### WORK TO DO
Copy out each line that has "axis" in it.

Figure collection entries
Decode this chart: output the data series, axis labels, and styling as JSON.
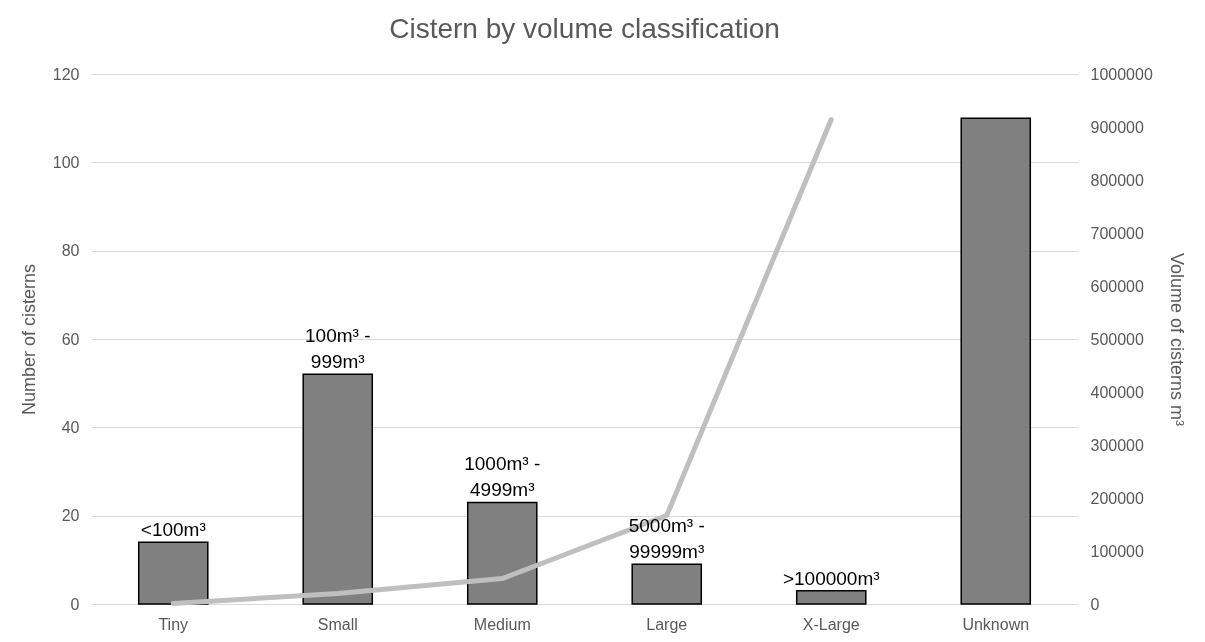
{
  "chart_data": {
    "type": "bar",
    "title": "Cistern by volume classification",
    "ylabel": "Number of cisterns",
    "y2label": "Volume of cisterns m³",
    "categories": [
      "Tiny",
      "Small",
      "Medium",
      "Large",
      "X-Large",
      "Unknown"
    ],
    "series": [
      {
        "color": "#808080",
        "values": [
          14,
          52,
          23,
          9,
          3,
          110
        ]
      },
      {
        "type": "line",
        "axis": "y2",
        "color": "#bfbfbf",
        "values": [
          1000,
          20000,
          48000,
          167000,
          914000,
          null
        ]
      }
    ],
    "ylim": [
      0,
      120
    ],
    "yticks": [
      0,
      20,
      40,
      60,
      80,
      100,
      120
    ],
    "y2lim": [
      0,
      1000000
    ],
    "y2ticks": [
      0,
      100000,
      200000,
      300000,
      400000,
      500000,
      600000,
      700000,
      800000,
      900000,
      1000000
    ],
    "grid": "y",
    "annotations": [
      {
        "text": "<100m³",
        "x": "Tiny",
        "y": 14
      },
      {
        "text": "100m³ - 999m³",
        "x": "Small",
        "y": 52
      },
      {
        "text": "1000m³ - 4999m³",
        "x": "Medium",
        "y": 23
      },
      {
        "text": "5000m³ - 99999m³",
        "x": "Large",
        "y": 9
      },
      {
        "text": ">100000m³",
        "x": "X-Large",
        "y": 3
      }
    ]
  }
}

### SOLUTION TO THIS PROBLEM
Decode this chart: output the data series, axis labels, and styling as JSON.
        "axis": "y2",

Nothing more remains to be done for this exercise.